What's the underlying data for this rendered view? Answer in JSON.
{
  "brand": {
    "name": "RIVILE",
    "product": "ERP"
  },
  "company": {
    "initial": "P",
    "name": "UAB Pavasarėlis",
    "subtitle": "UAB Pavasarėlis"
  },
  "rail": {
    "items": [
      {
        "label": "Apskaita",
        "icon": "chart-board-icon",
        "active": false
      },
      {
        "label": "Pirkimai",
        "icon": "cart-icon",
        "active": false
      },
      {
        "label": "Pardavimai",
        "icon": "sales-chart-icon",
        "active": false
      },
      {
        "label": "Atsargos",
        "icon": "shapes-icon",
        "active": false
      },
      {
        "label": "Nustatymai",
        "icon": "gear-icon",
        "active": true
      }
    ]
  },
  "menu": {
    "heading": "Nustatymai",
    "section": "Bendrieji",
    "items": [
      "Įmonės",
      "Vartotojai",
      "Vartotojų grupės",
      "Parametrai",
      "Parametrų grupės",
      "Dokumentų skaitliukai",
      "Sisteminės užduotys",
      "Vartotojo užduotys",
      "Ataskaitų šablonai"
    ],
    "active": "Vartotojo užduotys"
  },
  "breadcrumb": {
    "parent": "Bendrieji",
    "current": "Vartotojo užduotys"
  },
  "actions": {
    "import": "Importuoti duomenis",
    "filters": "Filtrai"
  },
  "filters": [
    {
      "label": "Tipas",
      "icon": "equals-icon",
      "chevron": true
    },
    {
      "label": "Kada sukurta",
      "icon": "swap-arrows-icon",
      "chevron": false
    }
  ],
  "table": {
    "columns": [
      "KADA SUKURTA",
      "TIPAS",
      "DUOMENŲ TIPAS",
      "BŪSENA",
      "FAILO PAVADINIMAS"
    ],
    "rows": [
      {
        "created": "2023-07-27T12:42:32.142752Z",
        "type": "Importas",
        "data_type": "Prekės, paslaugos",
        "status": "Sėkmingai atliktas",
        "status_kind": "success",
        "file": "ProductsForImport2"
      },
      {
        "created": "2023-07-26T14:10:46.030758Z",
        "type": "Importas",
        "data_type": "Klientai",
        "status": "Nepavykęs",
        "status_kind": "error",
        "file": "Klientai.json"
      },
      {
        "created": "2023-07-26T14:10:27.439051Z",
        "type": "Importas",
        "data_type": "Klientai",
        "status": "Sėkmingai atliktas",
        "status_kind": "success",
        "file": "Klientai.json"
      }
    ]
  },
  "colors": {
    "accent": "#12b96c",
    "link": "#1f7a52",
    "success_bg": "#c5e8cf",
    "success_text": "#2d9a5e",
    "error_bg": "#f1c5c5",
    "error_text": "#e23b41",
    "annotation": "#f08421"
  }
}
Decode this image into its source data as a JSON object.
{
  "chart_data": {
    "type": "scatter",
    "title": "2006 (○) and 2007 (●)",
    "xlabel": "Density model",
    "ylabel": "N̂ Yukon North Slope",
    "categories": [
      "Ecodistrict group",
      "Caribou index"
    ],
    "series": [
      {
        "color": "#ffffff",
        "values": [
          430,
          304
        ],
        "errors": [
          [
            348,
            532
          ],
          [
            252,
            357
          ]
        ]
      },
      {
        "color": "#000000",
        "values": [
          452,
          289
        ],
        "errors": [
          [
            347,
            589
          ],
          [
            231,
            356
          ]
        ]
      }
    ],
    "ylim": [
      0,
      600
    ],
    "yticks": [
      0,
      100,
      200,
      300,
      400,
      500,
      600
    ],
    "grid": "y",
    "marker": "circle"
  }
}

===============

== Objective ==
Repeat each record exactly. Omit nothing.

== Exercise solution ==
What's the underlying data for this rendered view? Answer in JSON.
{
  "brand": {
    "name": "RIVILE",
    "product": "ERP"
  },
  "company": {
    "initial": "P",
    "name": "UAB Pavasarėlis",
    "subtitle": "UAB Pavasarėlis"
  },
  "rail": {
    "items": [
      {
        "label": "Apskaita",
        "icon": "chart-board-icon",
        "active": false
      },
      {
        "label": "Pirkimai",
        "icon": "cart-icon",
        "active": false
      },
      {
        "label": "Pardavimai",
        "icon": "sales-chart-icon",
        "active": false
      },
      {
        "label": "Atsargos",
        "icon": "shapes-icon",
        "active": false
      },
      {
        "label": "Nustatymai",
        "icon": "gear-icon",
        "active": true
      }
    ]
  },
  "menu": {
    "heading": "Nustatymai",
    "section": "Bendrieji",
    "items": [
      "Įmonės",
      "Vartotojai",
      "Vartotojų grupės",
      "Parametrai",
      "Parametrų grupės",
      "Dokumentų skaitliukai",
      "Sisteminės užduotys",
      "Vartotojo užduotys",
      "Ataskaitų šablonai"
    ],
    "active": "Vartotojo užduotys"
  },
  "breadcrumb": {
    "parent": "Bendrieji",
    "current": "Vartotojo užduotys"
  },
  "actions": {
    "import": "Importuoti duomenis",
    "filters": "Filtrai"
  },
  "filters": [
    {
      "label": "Tipas",
      "icon": "equals-icon",
      "chevron": true
    },
    {
      "label": "Kada sukurta",
      "icon": "swap-arrows-icon",
      "chevron": false
    }
  ],
  "table": {
    "columns": [
      "KADA SUKURTA",
      "TIPAS",
      "DUOMENŲ TIPAS",
      "BŪSENA",
      "FAILO PAVADINIMAS"
    ],
    "rows": [
      {
        "created": "2023-07-27T12:42:32.142752Z",
        "type": "Importas",
        "data_type": "Prekės, paslaugos",
        "status": "Sėkmingai atliktas",
        "status_kind": "success",
        "file": "ProductsForImport2"
      },
      {
        "created": "2023-07-26T14:10:46.030758Z",
        "type": "Importas",
        "data_type": "Klientai",
        "status": "Nepavykęs",
        "status_kind": "error",
        "file": "Klientai.json"
      },
      {
        "created": "2023-07-26T14:10:27.439051Z",
        "type": "Importas",
        "data_type": "Klientai",
        "status": "Sėkmingai atliktas",
        "status_kind": "success",
        "file": "Klientai.json"
      }
    ]
  },
  "colors": {
    "accent": "#12b96c",
    "link": "#1f7a52",
    "success_bg": "#c5e8cf",
    "success_text": "#2d9a5e",
    "error_bg": "#f1c5c5",
    "error_text": "#e23b41",
    "annotation": "#f08421"
  }
}
Decode this image into its source data as a JSON object.
{
  "chart_data": {
    "type": "scatter",
    "title": "2006 (○) and 2007 (●)",
    "xlabel": "Density model",
    "ylabel": "N̂ Yukon North Slope",
    "categories": [
      "Ecodistrict group",
      "Caribou index"
    ],
    "series": [
      {
        "color": "#ffffff",
        "values": [
          430,
          304
        ],
        "errors": [
          [
            348,
            532
          ],
          [
            252,
            357
          ]
        ]
      },
      {
        "color": "#000000",
        "values": [
          452,
          289
        ],
        "errors": [
          [
            347,
            589
          ],
          [
            231,
            356
          ]
        ]
      }
    ],
    "ylim": [
      0,
      600
    ],
    "yticks": [
      0,
      100,
      200,
      300,
      400,
      500,
      600
    ],
    "grid": "y",
    "marker": "circle"
  }
}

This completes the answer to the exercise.